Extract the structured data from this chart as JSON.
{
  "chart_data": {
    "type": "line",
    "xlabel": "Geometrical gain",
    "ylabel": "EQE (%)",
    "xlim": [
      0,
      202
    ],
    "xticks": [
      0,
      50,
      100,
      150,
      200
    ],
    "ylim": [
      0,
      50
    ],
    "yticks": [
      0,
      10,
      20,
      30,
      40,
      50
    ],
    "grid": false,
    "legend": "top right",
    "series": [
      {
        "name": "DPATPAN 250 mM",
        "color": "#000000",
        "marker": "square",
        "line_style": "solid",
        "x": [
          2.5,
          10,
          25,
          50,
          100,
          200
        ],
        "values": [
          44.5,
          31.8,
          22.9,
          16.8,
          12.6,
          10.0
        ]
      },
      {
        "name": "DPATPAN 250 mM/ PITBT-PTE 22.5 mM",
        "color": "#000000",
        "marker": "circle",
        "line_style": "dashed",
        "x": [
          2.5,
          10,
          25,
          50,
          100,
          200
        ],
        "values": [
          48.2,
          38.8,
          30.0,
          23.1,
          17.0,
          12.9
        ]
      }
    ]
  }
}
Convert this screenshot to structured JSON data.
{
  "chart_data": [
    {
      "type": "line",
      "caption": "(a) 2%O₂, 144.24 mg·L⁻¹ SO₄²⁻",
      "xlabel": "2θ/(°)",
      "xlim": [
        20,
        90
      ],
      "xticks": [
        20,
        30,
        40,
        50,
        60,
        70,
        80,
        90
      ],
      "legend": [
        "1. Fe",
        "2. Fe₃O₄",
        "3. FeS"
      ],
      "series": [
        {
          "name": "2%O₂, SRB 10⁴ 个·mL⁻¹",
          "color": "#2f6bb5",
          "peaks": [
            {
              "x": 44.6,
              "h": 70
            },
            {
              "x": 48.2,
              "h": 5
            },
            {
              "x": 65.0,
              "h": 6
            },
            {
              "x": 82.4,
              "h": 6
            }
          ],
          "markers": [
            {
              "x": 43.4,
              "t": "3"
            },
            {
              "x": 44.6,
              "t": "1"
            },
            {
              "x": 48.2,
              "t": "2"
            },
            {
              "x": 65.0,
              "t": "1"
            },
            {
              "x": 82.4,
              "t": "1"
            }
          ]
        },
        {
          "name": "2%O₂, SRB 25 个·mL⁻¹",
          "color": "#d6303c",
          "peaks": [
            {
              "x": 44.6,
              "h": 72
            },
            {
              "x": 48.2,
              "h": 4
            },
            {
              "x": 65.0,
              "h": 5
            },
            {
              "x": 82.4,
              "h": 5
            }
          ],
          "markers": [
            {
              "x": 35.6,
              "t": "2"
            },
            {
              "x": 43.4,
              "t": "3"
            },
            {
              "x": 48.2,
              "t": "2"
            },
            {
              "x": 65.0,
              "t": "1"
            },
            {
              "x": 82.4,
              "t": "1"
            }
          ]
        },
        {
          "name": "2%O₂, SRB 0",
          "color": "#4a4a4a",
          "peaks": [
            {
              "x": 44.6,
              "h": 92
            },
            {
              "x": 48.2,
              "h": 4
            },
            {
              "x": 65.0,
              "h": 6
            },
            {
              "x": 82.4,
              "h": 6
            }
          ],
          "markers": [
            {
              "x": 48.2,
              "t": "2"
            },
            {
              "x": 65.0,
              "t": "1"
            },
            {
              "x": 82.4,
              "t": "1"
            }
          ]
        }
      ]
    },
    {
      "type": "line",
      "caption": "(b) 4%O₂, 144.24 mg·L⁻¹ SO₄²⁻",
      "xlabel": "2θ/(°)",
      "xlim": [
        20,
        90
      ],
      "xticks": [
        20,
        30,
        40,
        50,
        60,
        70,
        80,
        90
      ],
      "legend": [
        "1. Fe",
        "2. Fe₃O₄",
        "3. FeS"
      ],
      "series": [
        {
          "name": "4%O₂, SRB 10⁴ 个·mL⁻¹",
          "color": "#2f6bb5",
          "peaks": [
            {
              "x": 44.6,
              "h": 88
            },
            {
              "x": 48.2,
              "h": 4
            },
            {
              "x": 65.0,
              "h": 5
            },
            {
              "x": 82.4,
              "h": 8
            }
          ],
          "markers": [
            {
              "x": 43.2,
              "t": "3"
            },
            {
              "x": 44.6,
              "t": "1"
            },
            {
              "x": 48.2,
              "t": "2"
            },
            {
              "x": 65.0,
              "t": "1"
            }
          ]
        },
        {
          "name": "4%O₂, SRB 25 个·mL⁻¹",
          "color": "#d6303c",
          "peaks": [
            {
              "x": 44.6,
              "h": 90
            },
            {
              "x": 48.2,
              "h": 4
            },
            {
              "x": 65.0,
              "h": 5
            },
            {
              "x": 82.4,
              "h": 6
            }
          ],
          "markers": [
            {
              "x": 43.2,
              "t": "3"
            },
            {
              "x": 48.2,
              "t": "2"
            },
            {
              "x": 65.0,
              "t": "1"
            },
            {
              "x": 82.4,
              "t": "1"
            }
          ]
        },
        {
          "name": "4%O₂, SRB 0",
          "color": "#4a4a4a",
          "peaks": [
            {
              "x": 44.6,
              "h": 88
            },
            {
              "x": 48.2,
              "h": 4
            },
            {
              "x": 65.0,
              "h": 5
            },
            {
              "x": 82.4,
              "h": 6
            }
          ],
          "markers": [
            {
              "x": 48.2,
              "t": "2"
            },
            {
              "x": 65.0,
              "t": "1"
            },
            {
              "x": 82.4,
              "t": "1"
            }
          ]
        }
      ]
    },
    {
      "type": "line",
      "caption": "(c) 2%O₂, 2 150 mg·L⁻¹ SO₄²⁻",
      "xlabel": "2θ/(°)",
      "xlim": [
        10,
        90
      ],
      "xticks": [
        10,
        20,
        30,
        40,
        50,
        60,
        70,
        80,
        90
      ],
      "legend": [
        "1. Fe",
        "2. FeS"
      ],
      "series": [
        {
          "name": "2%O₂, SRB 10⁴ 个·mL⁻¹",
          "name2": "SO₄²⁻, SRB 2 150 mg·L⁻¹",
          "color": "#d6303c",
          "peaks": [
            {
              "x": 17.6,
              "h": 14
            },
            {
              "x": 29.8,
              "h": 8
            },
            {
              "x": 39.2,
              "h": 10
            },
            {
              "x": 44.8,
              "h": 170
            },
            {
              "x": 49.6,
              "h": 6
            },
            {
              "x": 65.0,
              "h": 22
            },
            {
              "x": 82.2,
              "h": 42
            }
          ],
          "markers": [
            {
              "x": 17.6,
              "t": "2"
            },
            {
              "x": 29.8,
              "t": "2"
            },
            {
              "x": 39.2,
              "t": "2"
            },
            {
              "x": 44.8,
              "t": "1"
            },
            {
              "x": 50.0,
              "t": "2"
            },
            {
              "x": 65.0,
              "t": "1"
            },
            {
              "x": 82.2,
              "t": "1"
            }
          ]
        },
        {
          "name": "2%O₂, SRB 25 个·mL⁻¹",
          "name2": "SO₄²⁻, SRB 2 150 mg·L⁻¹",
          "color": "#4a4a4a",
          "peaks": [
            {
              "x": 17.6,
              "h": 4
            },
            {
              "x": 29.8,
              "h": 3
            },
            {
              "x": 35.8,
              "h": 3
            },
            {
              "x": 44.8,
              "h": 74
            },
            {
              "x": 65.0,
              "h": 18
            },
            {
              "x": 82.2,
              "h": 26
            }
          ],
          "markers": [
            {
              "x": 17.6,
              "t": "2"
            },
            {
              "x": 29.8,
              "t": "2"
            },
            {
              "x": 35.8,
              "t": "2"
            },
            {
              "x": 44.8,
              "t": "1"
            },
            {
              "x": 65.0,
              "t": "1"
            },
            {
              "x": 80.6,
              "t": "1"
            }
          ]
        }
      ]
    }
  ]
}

+ + + + +

Given problem: Give an exact copy of all the data shown above.

Solution to this task:
Extract the structured data from this chart as JSON.
{
  "chart_data": {
    "type": "line",
    "xlabel": "Geometrical gain",
    "ylabel": "EQE (%)",
    "xlim": [
      0,
      202
    ],
    "xticks": [
      0,
      50,
      100,
      150,
      200
    ],
    "ylim": [
      0,
      50
    ],
    "yticks": [
      0,
      10,
      20,
      30,
      40,
      50
    ],
    "grid": false,
    "legend": "top right",
    "series": [
      {
        "name": "DPATPAN 250 mM",
        "color": "#000000",
        "marker": "square",
        "line_style": "solid",
        "x": [
          2.5,
          10,
          25,
          50,
          100,
          200
        ],
        "values": [
          44.5,
          31.8,
          22.9,
          16.8,
          12.6,
          10.0
        ]
      },
      {
        "name": "DPATPAN 250 mM/ PITBT-PTE 22.5 mM",
        "color": "#000000",
        "marker": "circle",
        "line_style": "dashed",
        "x": [
          2.5,
          10,
          25,
          50,
          100,
          200
        ],
        "values": [
          48.2,
          38.8,
          30.0,
          23.1,
          17.0,
          12.9
        ]
      }
    ]
  }
}
Convert this screenshot to structured JSON data.
{
  "chart_data": [
    {
      "type": "line",
      "caption": "(a) 2%O₂, 144.24 mg·L⁻¹ SO₄²⁻",
      "xlabel": "2θ/(°)",
      "xlim": [
        20,
        90
      ],
      "xticks": [
        20,
        30,
        40,
        50,
        60,
        70,
        80,
        90
      ],
      "legend": [
        "1. Fe",
        "2. Fe₃O₄",
        "3. FeS"
      ],
      "series": [
        {
          "name": "2%O₂, SRB 10⁴ 个·mL⁻¹",
          "color": "#2f6bb5",
          "peaks": [
            {
              "x": 44.6,
              "h": 70
            },
            {
              "x": 48.2,
              "h": 5
            },
            {
              "x": 65.0,
              "h": 6
            },
            {
              "x": 82.4,
              "h": 6
            }
          ],
          "markers": [
            {
              "x": 43.4,
              "t": "3"
            },
            {
              "x": 44.6,
              "t": "1"
            },
            {
              "x": 48.2,
              "t": "2"
            },
            {
              "x": 65.0,
              "t": "1"
            },
            {
              "x": 82.4,
              "t": "1"
            }
          ]
        },
        {
          "name": "2%O₂, SRB 25 个·mL⁻¹",
          "color": "#d6303c",
          "peaks": [
            {
              "x": 44.6,
              "h": 72
            },
            {
              "x": 48.2,
              "h": 4
            },
            {
              "x": 65.0,
              "h": 5
            },
            {
              "x": 82.4,
              "h": 5
            }
          ],
          "markers": [
            {
              "x": 35.6,
              "t": "2"
            },
            {
              "x": 43.4,
              "t": "3"
            },
            {
              "x": 48.2,
              "t": "2"
            },
            {
              "x": 65.0,
              "t": "1"
            },
            {
              "x": 82.4,
              "t": "1"
            }
          ]
        },
        {
          "name": "2%O₂, SRB 0",
          "color": "#4a4a4a",
          "peaks": [
            {
              "x": 44.6,
              "h": 92
            },
            {
              "x": 48.2,
              "h": 4
            },
            {
              "x": 65.0,
              "h": 6
            },
            {
              "x": 82.4,
              "h": 6
            }
          ],
          "markers": [
            {
              "x": 48.2,
              "t": "2"
            },
            {
              "x": 65.0,
              "t": "1"
            },
            {
              "x": 82.4,
              "t": "1"
            }
          ]
        }
      ]
    },
    {
      "type": "line",
      "caption": "(b) 4%O₂, 144.24 mg·L⁻¹ SO₄²⁻",
      "xlabel": "2θ/(°)",
      "xlim": [
        20,
        90
      ],
      "xticks": [
        20,
        30,
        40,
        50,
        60,
        70,
        80,
        90
      ],
      "legend": [
        "1. Fe",
        "2. Fe₃O₄",
        "3. FeS"
      ],
      "series": [
        {
          "name": "4%O₂, SRB 10⁴ 个·mL⁻¹",
          "color": "#2f6bb5",
          "peaks": [
            {
              "x": 44.6,
              "h": 88
            },
            {
              "x": 48.2,
              "h": 4
            },
            {
              "x": 65.0,
              "h": 5
            },
            {
              "x": 82.4,
              "h": 8
            }
          ],
          "markers": [
            {
              "x": 43.2,
              "t": "3"
            },
            {
              "x": 44.6,
              "t": "1"
            },
            {
              "x": 48.2,
              "t": "2"
            },
            {
              "x": 65.0,
              "t": "1"
            }
          ]
        },
        {
          "name": "4%O₂, SRB 25 个·mL⁻¹",
          "color": "#d6303c",
          "peaks": [
            {
              "x": 44.6,
              "h": 90
            },
            {
              "x": 48.2,
              "h": 4
            },
            {
              "x": 65.0,
              "h": 5
            },
            {
              "x": 82.4,
              "h": 6
            }
          ],
          "markers": [
            {
              "x": 43.2,
              "t": "3"
            },
            {
              "x": 48.2,
              "t": "2"
            },
            {
              "x": 65.0,
              "t": "1"
            },
            {
              "x": 82.4,
              "t": "1"
            }
          ]
        },
        {
          "name": "4%O₂, SRB 0",
          "color": "#4a4a4a",
          "peaks": [
            {
              "x": 44.6,
              "h": 88
            },
            {
              "x": 48.2,
              "h": 4
            },
            {
              "x": 65.0,
              "h": 5
            },
            {
              "x": 82.4,
              "h": 6
            }
          ],
          "markers": [
            {
              "x": 48.2,
              "t": "2"
            },
            {
              "x": 65.0,
              "t": "1"
            },
            {
              "x": 82.4,
              "t": "1"
            }
          ]
        }
      ]
    },
    {
      "type": "line",
      "caption": "(c) 2%O₂, 2 150 mg·L⁻¹ SO₄²⁻",
      "xlabel": "2θ/(°)",
      "xlim": [
        10,
        90
      ],
      "xticks": [
        10,
        20,
        30,
        40,
        50,
        60,
        70,
        80,
        90
      ],
      "legend": [
        "1. Fe",
        "2. FeS"
      ],
      "series": [
        {
          "name": "2%O₂, SRB 10⁴ 个·mL⁻¹",
          "name2": "SO₄²⁻, SRB 2 150 mg·L⁻¹",
          "color": "#d6303c",
          "peaks": [
            {
              "x": 17.6,
              "h": 14
            },
            {
              "x": 29.8,
              "h": 8
            },
            {
              "x": 39.2,
              "h": 10
            },
            {
              "x": 44.8,
              "h": 170
            },
            {
              "x": 49.6,
              "h": 6
            },
            {
              "x": 65.0,
              "h": 22
            },
            {
              "x": 82.2,
              "h": 42
            }
          ],
          "markers": [
            {
              "x": 17.6,
              "t": "2"
            },
            {
              "x": 29.8,
              "t": "2"
            },
            {
              "x": 39.2,
              "t": "2"
            },
            {
              "x": 44.8,
              "t": "1"
            },
            {
              "x": 50.0,
              "t": "2"
            },
            {
              "x": 65.0,
              "t": "1"
            },
            {
              "x": 82.2,
              "t": "1"
            }
          ]
        },
        {
          "name": "2%O₂, SRB 25 个·mL⁻¹",
          "name2": "SO₄²⁻, SRB 2 150 mg·L⁻¹",
          "color": "#4a4a4a",
          "peaks": [
            {
              "x": 17.6,
              "h": 4
            },
            {
              "x": 29.8,
              "h": 3
            },
            {
              "x": 35.8,
              "h": 3
            },
            {
              "x": 44.8,
              "h": 74
            },
            {
              "x": 65.0,
              "h": 18
            },
            {
              "x": 82.2,
              "h": 26
            }
          ],
          "markers": [
            {
              "x": 17.6,
              "t": "2"
            },
            {
              "x": 29.8,
              "t": "2"
            },
            {
              "x": 35.8,
              "t": "2"
            },
            {
              "x": 44.8,
              "t": "1"
            },
            {
              "x": 65.0,
              "t": "1"
            },
            {
              "x": 80.6,
              "t": "1"
            }
          ]
        }
      ]
    }
  ]
}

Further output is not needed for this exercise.